- _Goal_
Collect all lines from the listing that include the string "color".

- _Stored data entries_
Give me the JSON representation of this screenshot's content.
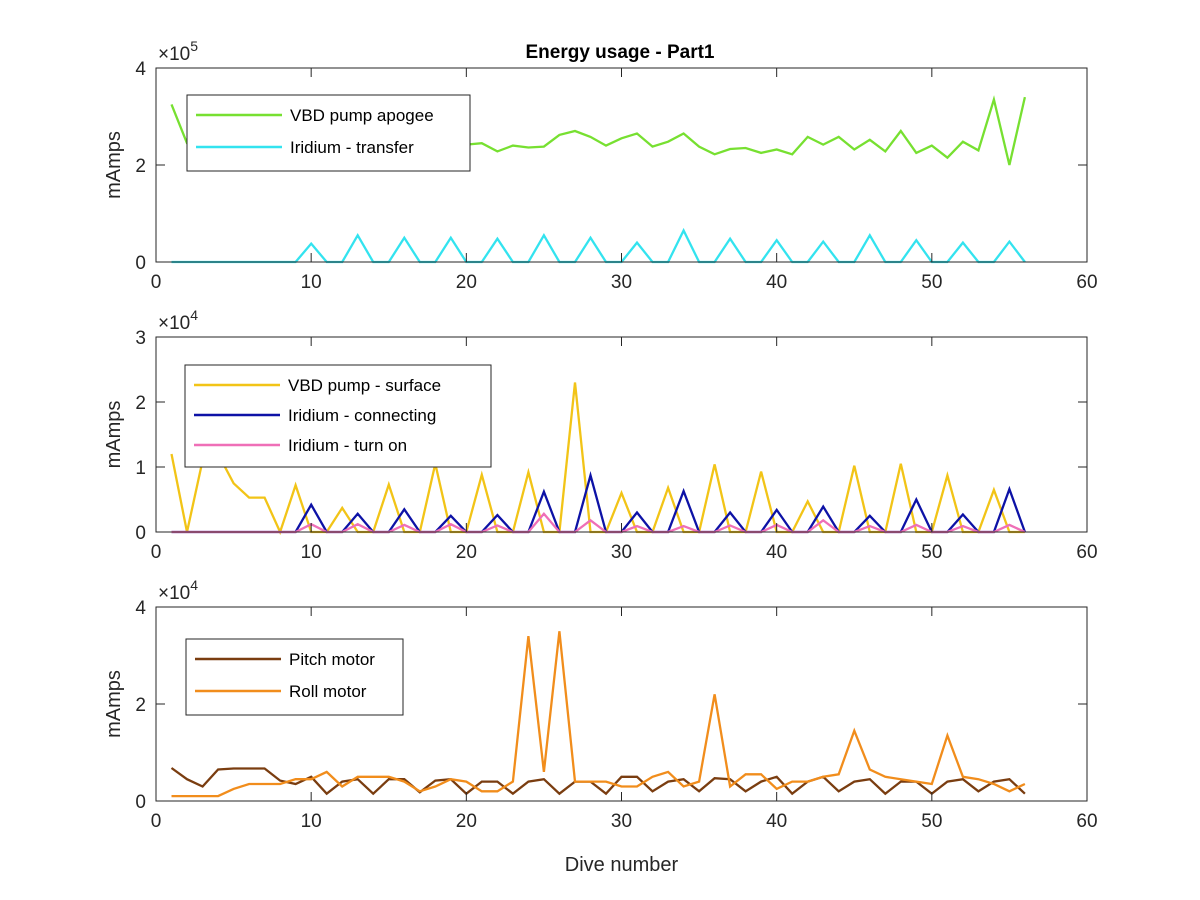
{
  "figure_title": "Energy usage - Part1",
  "chart_data": [
    {
      "type": "line",
      "title": "Energy usage - Part1",
      "xlabel": "",
      "ylabel": "mAmps",
      "xlim": [
        0,
        60
      ],
      "ylim": [
        0,
        400000
      ],
      "xticks": [
        0,
        10,
        20,
        30,
        40,
        50,
        60
      ],
      "yticks": [
        0,
        200000,
        400000
      ],
      "ytick_labels": [
        "0",
        "2",
        "4"
      ],
      "y_multiplier": "×10",
      "y_exponent": "5",
      "grid": false,
      "legend_position": "top-left",
      "x": [
        1,
        2,
        3,
        4,
        5,
        6,
        7,
        8,
        9,
        10,
        11,
        12,
        13,
        14,
        15,
        16,
        17,
        18,
        19,
        20,
        21,
        22,
        23,
        24,
        25,
        26,
        27,
        28,
        29,
        30,
        31,
        32,
        33,
        34,
        35,
        36,
        37,
        38,
        39,
        40,
        41,
        42,
        43,
        44,
        45,
        46,
        47,
        48,
        49,
        50,
        51,
        52,
        53,
        54,
        55,
        56
      ],
      "series": [
        {
          "name": "VBD pump apogee",
          "color": "#77e031",
          "values": [
            325000,
            245000,
            235000,
            240000,
            238000,
            235000,
            242000,
            236000,
            240000,
            245000,
            238000,
            240000,
            242000,
            238000,
            237000,
            240000,
            242000,
            238000,
            245000,
            242000,
            245000,
            228000,
            240000,
            236000,
            238000,
            262000,
            270000,
            258000,
            240000,
            255000,
            265000,
            238000,
            248000,
            265000,
            238000,
            222000,
            233000,
            235000,
            225000,
            232000,
            222000,
            258000,
            242000,
            258000,
            232000,
            252000,
            228000,
            270000,
            225000,
            240000,
            215000,
            248000,
            230000,
            335000,
            200000,
            340000
          ]
        },
        {
          "name": "Iridium - transfer",
          "color": "#33e3ef",
          "values": [
            0,
            0,
            0,
            0,
            0,
            0,
            0,
            0,
            0,
            38000,
            0,
            0,
            55000,
            0,
            0,
            50000,
            0,
            0,
            50000,
            0,
            0,
            48000,
            0,
            0,
            55000,
            0,
            0,
            50000,
            0,
            0,
            40000,
            0,
            0,
            65000,
            0,
            0,
            48000,
            0,
            0,
            45000,
            0,
            0,
            42000,
            0,
            0,
            55000,
            0,
            0,
            45000,
            0,
            0,
            40000,
            0,
            0,
            42000,
            0
          ]
        }
      ]
    },
    {
      "type": "line",
      "title": "",
      "xlabel": "",
      "ylabel": "mAmps",
      "xlim": [
        0,
        60
      ],
      "ylim": [
        0,
        30000
      ],
      "xticks": [
        0,
        10,
        20,
        30,
        40,
        50,
        60
      ],
      "yticks": [
        0,
        10000,
        20000,
        30000
      ],
      "ytick_labels": [
        "0",
        "1",
        "2",
        "3"
      ],
      "y_multiplier": "×10",
      "y_exponent": "4",
      "grid": false,
      "legend_position": "top-left",
      "x": [
        1,
        2,
        3,
        4,
        5,
        6,
        7,
        8,
        9,
        10,
        11,
        12,
        13,
        14,
        15,
        16,
        17,
        18,
        19,
        20,
        21,
        22,
        23,
        24,
        25,
        26,
        27,
        28,
        29,
        30,
        31,
        32,
        33,
        34,
        35,
        36,
        37,
        38,
        39,
        40,
        41,
        42,
        43,
        44,
        45,
        46,
        47,
        48,
        49,
        50,
        51,
        52,
        53,
        54,
        55,
        56
      ],
      "series": [
        {
          "name": "VBD pump - surface",
          "color": "#f2c417",
          "values": [
            12000,
            0,
            11000,
            12000,
            7500,
            5300,
            5300,
            0,
            7200,
            0,
            0,
            3700,
            0,
            0,
            7300,
            0,
            0,
            10500,
            0,
            0,
            8800,
            0,
            0,
            9200,
            0,
            0,
            23000,
            0,
            0,
            6000,
            0,
            0,
            6800,
            0,
            0,
            10400,
            0,
            0,
            9300,
            0,
            0,
            4700,
            0,
            0,
            10200,
            0,
            0,
            10500,
            0,
            0,
            8700,
            0,
            0,
            6500,
            0,
            0
          ]
        },
        {
          "name": "Iridium - connecting",
          "color": "#0d12a6",
          "values": [
            0,
            0,
            0,
            0,
            0,
            0,
            0,
            0,
            0,
            4200,
            0,
            0,
            2800,
            0,
            0,
            3500,
            0,
            0,
            2500,
            0,
            0,
            2600,
            0,
            0,
            6200,
            0,
            0,
            8700,
            0,
            0,
            3000,
            0,
            0,
            6300,
            0,
            0,
            3000,
            0,
            0,
            3400,
            0,
            0,
            3900,
            0,
            0,
            2500,
            0,
            0,
            5000,
            0,
            0,
            2700,
            0,
            0,
            6600,
            0
          ]
        },
        {
          "name": "Iridium - turn on",
          "color": "#ef6fb7",
          "values": [
            0,
            0,
            0,
            0,
            0,
            0,
            0,
            0,
            0,
            1200,
            0,
            0,
            1200,
            0,
            0,
            1100,
            0,
            0,
            1200,
            0,
            0,
            1000,
            0,
            0,
            2800,
            0,
            0,
            1800,
            0,
            0,
            900,
            0,
            0,
            900,
            0,
            0,
            1000,
            0,
            0,
            1100,
            0,
            0,
            1800,
            0,
            0,
            900,
            0,
            0,
            1100,
            0,
            0,
            900,
            0,
            0,
            1100,
            0
          ]
        }
      ]
    },
    {
      "type": "line",
      "title": "",
      "xlabel": "Dive number",
      "ylabel": "mAmps",
      "xlim": [
        0,
        60
      ],
      "ylim": [
        0,
        40000
      ],
      "xticks": [
        0,
        10,
        20,
        30,
        40,
        50,
        60
      ],
      "yticks": [
        0,
        20000,
        40000
      ],
      "ytick_labels": [
        "0",
        "2",
        "4"
      ],
      "y_multiplier": "×10",
      "y_exponent": "4",
      "grid": false,
      "legend_position": "top-left",
      "x": [
        1,
        2,
        3,
        4,
        5,
        6,
        7,
        8,
        9,
        10,
        11,
        12,
        13,
        14,
        15,
        16,
        17,
        18,
        19,
        20,
        21,
        22,
        23,
        24,
        25,
        26,
        27,
        28,
        29,
        30,
        31,
        32,
        33,
        34,
        35,
        36,
        37,
        38,
        39,
        40,
        41,
        42,
        43,
        44,
        45,
        46,
        47,
        48,
        49,
        50,
        51,
        52,
        53,
        54,
        55,
        56
      ],
      "series": [
        {
          "name": "Pitch motor",
          "color": "#7a3d10",
          "values": [
            6800,
            4500,
            3000,
            6500,
            6700,
            6700,
            6700,
            4200,
            3500,
            5000,
            1500,
            4000,
            4500,
            1500,
            4500,
            4500,
            1800,
            4200,
            4500,
            1500,
            4000,
            4000,
            1500,
            4000,
            4500,
            1500,
            4000,
            4000,
            1500,
            5000,
            5000,
            2000,
            4000,
            4500,
            2000,
            4700,
            4500,
            2000,
            4000,
            5000,
            1500,
            4000,
            5000,
            2000,
            4000,
            4500,
            1500,
            4000,
            4000,
            1500,
            4000,
            4500,
            2000,
            4000,
            4500,
            1500
          ]
        },
        {
          "name": "Roll motor",
          "color": "#f18d1c",
          "values": [
            1000,
            1000,
            1000,
            1000,
            2500,
            3500,
            3500,
            3500,
            4500,
            4500,
            6000,
            3000,
            5000,
            5000,
            5000,
            4000,
            2000,
            3000,
            4500,
            4000,
            2000,
            2000,
            4000,
            34000,
            6000,
            35000,
            4000,
            4000,
            4000,
            3000,
            3000,
            5000,
            6000,
            3000,
            4000,
            22000,
            3000,
            5500,
            5500,
            2500,
            4000,
            4000,
            5000,
            5500,
            14500,
            6500,
            5000,
            4500,
            4000,
            3500,
            13500,
            5000,
            4500,
            3500,
            2000,
            3500
          ]
        }
      ]
    }
  ]
}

- _Worked solution_
          "color": "#77e031",
          "color": "#33e3ef",
          "color": "#f2c417",
          "color": "#0d12a6",
          "color": "#ef6fb7",
          "color": "#7a3d10",
          "color": "#f18d1c",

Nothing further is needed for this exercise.